**EXERCISE**. Provide the data again in its entirety, exactly as given.

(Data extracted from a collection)
┌────────
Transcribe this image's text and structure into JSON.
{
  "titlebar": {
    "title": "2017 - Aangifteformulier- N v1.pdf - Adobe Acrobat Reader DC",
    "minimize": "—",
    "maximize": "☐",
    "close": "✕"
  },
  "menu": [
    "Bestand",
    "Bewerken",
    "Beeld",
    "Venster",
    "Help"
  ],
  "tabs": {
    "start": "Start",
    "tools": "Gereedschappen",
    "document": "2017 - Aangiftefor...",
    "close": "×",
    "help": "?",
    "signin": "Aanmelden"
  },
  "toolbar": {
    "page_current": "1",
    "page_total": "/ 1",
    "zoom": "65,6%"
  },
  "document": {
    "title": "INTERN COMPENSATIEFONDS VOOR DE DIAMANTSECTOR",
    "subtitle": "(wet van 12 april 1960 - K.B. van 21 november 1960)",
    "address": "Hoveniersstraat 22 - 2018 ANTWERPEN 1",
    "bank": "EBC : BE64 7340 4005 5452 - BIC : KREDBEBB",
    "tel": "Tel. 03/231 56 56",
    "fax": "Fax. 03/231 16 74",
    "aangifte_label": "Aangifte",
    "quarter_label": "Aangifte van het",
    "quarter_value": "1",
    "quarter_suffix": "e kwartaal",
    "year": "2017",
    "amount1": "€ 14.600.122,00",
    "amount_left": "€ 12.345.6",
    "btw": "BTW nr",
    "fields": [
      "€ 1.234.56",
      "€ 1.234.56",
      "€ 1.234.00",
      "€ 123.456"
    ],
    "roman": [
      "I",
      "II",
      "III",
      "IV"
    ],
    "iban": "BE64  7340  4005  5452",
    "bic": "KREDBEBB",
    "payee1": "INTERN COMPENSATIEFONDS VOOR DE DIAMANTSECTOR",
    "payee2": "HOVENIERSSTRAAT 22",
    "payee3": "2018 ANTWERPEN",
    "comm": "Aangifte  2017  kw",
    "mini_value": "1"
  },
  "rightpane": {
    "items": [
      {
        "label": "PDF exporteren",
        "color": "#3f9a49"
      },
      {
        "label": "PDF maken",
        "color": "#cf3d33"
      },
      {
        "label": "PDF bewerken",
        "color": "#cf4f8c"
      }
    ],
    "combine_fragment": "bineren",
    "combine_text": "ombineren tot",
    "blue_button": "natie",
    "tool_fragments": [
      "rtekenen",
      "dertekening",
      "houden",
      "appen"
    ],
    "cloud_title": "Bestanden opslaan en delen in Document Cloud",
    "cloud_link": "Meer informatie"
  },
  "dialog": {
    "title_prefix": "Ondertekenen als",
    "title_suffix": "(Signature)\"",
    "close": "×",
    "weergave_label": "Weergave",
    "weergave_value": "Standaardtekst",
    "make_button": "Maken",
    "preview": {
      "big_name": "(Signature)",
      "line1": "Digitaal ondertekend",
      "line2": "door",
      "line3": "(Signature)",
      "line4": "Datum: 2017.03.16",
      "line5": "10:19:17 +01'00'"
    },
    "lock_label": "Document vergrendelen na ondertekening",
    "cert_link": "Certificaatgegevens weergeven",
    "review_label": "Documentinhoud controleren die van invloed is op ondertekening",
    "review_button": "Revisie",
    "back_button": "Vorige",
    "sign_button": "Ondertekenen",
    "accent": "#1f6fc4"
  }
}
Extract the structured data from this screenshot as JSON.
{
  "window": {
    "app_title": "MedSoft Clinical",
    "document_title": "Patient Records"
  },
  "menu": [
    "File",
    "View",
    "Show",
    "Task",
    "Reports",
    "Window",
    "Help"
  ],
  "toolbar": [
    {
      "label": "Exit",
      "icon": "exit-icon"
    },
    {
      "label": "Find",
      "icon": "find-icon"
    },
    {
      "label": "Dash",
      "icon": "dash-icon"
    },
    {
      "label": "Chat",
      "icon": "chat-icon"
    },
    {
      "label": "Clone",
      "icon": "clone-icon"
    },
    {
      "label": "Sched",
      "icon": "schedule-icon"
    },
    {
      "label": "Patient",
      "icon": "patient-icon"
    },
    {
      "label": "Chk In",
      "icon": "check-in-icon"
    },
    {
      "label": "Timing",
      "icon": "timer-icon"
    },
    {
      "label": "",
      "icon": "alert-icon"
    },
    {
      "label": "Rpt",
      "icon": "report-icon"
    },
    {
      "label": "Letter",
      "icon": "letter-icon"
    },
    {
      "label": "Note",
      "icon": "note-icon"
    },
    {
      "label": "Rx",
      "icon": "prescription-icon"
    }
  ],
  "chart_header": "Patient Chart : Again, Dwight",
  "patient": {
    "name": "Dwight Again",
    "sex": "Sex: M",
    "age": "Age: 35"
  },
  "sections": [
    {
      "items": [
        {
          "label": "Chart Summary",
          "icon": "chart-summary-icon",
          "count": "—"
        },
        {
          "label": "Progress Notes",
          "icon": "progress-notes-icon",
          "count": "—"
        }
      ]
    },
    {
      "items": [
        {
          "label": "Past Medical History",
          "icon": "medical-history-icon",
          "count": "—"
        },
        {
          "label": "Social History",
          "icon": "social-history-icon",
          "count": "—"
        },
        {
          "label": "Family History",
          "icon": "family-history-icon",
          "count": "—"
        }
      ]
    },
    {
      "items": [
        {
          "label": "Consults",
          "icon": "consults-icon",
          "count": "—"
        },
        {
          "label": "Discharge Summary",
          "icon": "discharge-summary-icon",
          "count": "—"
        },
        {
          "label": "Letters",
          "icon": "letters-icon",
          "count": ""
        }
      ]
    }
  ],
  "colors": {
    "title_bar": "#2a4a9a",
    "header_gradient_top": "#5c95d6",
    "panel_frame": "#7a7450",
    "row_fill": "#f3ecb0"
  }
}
└────────
**FULL RESPONSE**.
Transcribe this image's text and structure into JSON.
{
  "titlebar": {
    "title": "2017 - Aangifteformulier- N v1.pdf - Adobe Acrobat Reader DC",
    "minimize": "—",
    "maximize": "☐",
    "close": "✕"
  },
  "menu": [
    "Bestand",
    "Bewerken",
    "Beeld",
    "Venster",
    "Help"
  ],
  "tabs": {
    "start": "Start",
    "tools": "Gereedschappen",
    "document": "2017 - Aangiftefor...",
    "close": "×",
    "help": "?",
    "signin": "Aanmelden"
  },
  "toolbar": {
    "page_current": "1",
    "page_total": "/ 1",
    "zoom": "65,6%"
  },
  "document": {
    "title": "INTERN COMPENSATIEFONDS VOOR DE DIAMANTSECTOR",
    "subtitle": "(wet van 12 april 1960 - K.B. van 21 november 1960)",
    "address": "Hoveniersstraat 22 - 2018 ANTWERPEN 1",
    "bank": "EBC : BE64 7340 4005 5452 - BIC : KREDBEBB",
    "tel": "Tel. 03/231 56 56",
    "fax": "Fax. 03/231 16 74",
    "aangifte_label": "Aangifte",
    "quarter_label": "Aangifte van het",
    "quarter_value": "1",
    "quarter_suffix": "e kwartaal",
    "year": "2017",
    "amount1": "€ 14.600.122,00",
    "amount_left": "€ 12.345.6",
    "btw": "BTW nr",
    "fields": [
      "€ 1.234.56",
      "€ 1.234.56",
      "€ 1.234.00",
      "€ 123.456"
    ],
    "roman": [
      "I",
      "II",
      "III",
      "IV"
    ],
    "iban": "BE64  7340  4005  5452",
    "bic": "KREDBEBB",
    "payee1": "INTERN COMPENSATIEFONDS VOOR DE DIAMANTSECTOR",
    "payee2": "HOVENIERSSTRAAT 22",
    "payee3": "2018 ANTWERPEN",
    "comm": "Aangifte  2017  kw",
    "mini_value": "1"
  },
  "rightpane": {
    "items": [
      {
        "label": "PDF exporteren",
        "color": "#3f9a49"
      },
      {
        "label": "PDF maken",
        "color": "#cf3d33"
      },
      {
        "label": "PDF bewerken",
        "color": "#cf4f8c"
      }
    ],
    "combine_fragment": "bineren",
    "combine_text": "ombineren tot",
    "blue_button": "natie",
    "tool_fragments": [
      "rtekenen",
      "dertekening",
      "houden",
      "appen"
    ],
    "cloud_title": "Bestanden opslaan en delen in Document Cloud",
    "cloud_link": "Meer informatie"
  },
  "dialog": {
    "title_prefix": "Ondertekenen als",
    "title_suffix": "(Signature)\"",
    "close": "×",
    "weergave_label": "Weergave",
    "weergave_value": "Standaardtekst",
    "make_button": "Maken",
    "preview": {
      "big_name": "(Signature)",
      "line1": "Digitaal ondertekend",
      "line2": "door",
      "line3": "(Signature)",
      "line4": "Datum: 2017.03.16",
      "line5": "10:19:17 +01'00'"
    },
    "lock_label": "Document vergrendelen na ondertekening",
    "cert_link": "Certificaatgegevens weergeven",
    "review_label": "Documentinhoud controleren die van invloed is op ondertekening",
    "review_button": "Revisie",
    "back_button": "Vorige",
    "sign_button": "Ondertekenen",
    "accent": "#1f6fc4"
  }
}
Extract the structured data from this screenshot as JSON.
{
  "window": {
    "app_title": "MedSoft Clinical",
    "document_title": "Patient Records"
  },
  "menu": [
    "File",
    "View",
    "Show",
    "Task",
    "Reports",
    "Window",
    "Help"
  ],
  "toolbar": [
    {
      "label": "Exit",
      "icon": "exit-icon"
    },
    {
      "label": "Find",
      "icon": "find-icon"
    },
    {
      "label": "Dash",
      "icon": "dash-icon"
    },
    {
      "label": "Chat",
      "icon": "chat-icon"
    },
    {
      "label": "Clone",
      "icon": "clone-icon"
    },
    {
      "label": "Sched",
      "icon": "schedule-icon"
    },
    {
      "label": "Patient",
      "icon": "patient-icon"
    },
    {
      "label": "Chk In",
      "icon": "check-in-icon"
    },
    {
      "label": "Timing",
      "icon": "timer-icon"
    },
    {
      "label": "",
      "icon": "alert-icon"
    },
    {
      "label": "Rpt",
      "icon": "report-icon"
    },
    {
      "label": "Letter",
      "icon": "letter-icon"
    },
    {
      "label": "Note",
      "icon": "note-icon"
    },
    {
      "label": "Rx",
      "icon": "prescription-icon"
    }
  ],
  "chart_header": "Patient Chart : Again, Dwight",
  "patient": {
    "name": "Dwight Again",
    "sex": "Sex: M",
    "age": "Age: 35"
  },
  "sections": [
    {
      "items": [
        {
          "label": "Chart Summary",
          "icon": "chart-summary-icon",
          "count": "—"
        },
        {
          "label": "Progress Notes",
          "icon": "progress-notes-icon",
          "count": "—"
        }
      ]
    },
    {
      "items": [
        {
          "label": "Past Medical History",
          "icon": "medical-history-icon",
          "count": "—"
        },
        {
          "label": "Social History",
          "icon": "social-history-icon",
          "count": "—"
        },
        {
          "label": "Family History",
          "icon": "family-history-icon",
          "count": "—"
        }
      ]
    },
    {
      "items": [
        {
          "label": "Consults",
          "icon": "consults-icon",
          "count": "—"
        },
        {
          "label": "Discharge Summary",
          "icon": "discharge-summary-icon",
          "count": "—"
        },
        {
          "label": "Letters",
          "icon": "letters-icon",
          "count": ""
        }
      ]
    }
  ],
  "colors": {
    "title_bar": "#2a4a9a",
    "header_gradient_top": "#5c95d6",
    "panel_frame": "#7a7450",
    "row_fill": "#f3ecb0"
  }
}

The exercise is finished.